What needs to be done
Select the lines that contain "GERMANY" and copy each of them.

Records to process
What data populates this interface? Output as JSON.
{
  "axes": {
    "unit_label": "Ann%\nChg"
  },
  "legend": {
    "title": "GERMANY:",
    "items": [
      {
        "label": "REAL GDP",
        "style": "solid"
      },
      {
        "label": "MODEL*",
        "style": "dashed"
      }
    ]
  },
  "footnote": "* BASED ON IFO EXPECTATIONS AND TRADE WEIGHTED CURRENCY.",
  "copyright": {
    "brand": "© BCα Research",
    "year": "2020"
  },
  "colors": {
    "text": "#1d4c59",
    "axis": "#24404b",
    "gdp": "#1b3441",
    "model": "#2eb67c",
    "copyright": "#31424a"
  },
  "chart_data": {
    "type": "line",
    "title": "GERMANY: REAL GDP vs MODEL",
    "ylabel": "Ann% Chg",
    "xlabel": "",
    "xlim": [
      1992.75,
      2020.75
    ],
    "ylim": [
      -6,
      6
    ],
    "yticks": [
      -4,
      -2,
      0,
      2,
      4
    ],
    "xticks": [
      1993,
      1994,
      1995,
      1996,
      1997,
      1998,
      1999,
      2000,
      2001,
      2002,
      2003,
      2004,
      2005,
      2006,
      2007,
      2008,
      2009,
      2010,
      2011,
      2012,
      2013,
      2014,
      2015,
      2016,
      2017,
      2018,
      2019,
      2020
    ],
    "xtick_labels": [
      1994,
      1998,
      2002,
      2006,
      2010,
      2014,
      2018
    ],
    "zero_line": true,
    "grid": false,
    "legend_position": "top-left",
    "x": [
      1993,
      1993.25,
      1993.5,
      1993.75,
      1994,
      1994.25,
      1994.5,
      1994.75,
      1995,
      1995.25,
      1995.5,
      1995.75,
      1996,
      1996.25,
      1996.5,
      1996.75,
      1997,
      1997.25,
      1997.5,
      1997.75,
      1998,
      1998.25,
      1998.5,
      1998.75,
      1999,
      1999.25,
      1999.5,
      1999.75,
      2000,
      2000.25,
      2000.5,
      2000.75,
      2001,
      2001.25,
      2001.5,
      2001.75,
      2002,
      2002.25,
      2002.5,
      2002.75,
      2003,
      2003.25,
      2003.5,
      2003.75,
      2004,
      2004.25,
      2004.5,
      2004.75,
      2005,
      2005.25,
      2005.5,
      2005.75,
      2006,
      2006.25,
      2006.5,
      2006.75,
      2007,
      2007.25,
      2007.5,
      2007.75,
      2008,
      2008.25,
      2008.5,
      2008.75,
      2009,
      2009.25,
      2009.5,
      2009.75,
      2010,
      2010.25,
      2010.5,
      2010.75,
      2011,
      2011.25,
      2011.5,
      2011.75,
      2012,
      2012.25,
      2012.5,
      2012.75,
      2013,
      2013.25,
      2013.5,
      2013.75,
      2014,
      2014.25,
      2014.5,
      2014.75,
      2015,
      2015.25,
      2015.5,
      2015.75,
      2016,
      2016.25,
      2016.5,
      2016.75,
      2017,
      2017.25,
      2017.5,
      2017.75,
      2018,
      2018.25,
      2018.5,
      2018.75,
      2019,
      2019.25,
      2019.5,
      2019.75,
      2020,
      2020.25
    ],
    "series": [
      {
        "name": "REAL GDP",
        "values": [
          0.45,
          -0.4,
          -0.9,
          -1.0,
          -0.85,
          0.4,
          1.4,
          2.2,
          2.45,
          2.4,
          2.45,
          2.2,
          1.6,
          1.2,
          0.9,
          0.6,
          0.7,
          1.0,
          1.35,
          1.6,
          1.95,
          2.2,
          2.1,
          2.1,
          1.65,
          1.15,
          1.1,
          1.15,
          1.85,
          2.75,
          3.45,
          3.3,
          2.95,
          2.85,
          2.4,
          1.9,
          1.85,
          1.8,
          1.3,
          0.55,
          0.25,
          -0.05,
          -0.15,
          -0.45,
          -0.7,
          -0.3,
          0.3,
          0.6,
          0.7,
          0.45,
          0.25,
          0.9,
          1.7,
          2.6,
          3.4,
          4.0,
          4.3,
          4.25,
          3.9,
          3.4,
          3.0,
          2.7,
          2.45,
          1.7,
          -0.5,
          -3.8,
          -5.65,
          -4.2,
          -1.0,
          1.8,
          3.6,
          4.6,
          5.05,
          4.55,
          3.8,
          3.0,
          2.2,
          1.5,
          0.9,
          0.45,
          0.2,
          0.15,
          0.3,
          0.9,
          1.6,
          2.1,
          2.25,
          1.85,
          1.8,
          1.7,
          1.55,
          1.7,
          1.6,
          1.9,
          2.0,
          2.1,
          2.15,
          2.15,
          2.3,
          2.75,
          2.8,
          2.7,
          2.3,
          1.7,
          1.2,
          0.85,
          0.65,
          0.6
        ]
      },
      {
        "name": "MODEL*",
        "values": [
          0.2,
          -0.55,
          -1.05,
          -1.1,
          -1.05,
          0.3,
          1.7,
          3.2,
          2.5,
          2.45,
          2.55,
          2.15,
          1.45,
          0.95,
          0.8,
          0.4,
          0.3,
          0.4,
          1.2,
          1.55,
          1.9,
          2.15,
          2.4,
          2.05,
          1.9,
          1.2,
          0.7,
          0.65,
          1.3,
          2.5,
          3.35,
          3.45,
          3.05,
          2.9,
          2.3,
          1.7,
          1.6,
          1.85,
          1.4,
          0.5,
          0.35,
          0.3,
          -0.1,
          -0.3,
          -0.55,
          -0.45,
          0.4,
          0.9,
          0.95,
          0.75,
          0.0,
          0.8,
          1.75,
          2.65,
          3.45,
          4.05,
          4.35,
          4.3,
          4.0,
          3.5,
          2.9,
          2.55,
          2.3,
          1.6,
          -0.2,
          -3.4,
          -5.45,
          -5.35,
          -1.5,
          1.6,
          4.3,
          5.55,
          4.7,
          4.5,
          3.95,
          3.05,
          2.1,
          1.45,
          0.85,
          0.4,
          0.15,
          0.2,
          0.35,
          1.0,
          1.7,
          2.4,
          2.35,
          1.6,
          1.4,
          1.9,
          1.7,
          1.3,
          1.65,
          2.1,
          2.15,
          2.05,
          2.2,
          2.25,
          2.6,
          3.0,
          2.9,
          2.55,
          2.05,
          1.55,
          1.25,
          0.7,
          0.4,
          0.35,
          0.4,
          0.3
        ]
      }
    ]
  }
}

Task solution
    "title": "GERMANY:",
    "title": "GERMANY: REAL GDP vs MODEL",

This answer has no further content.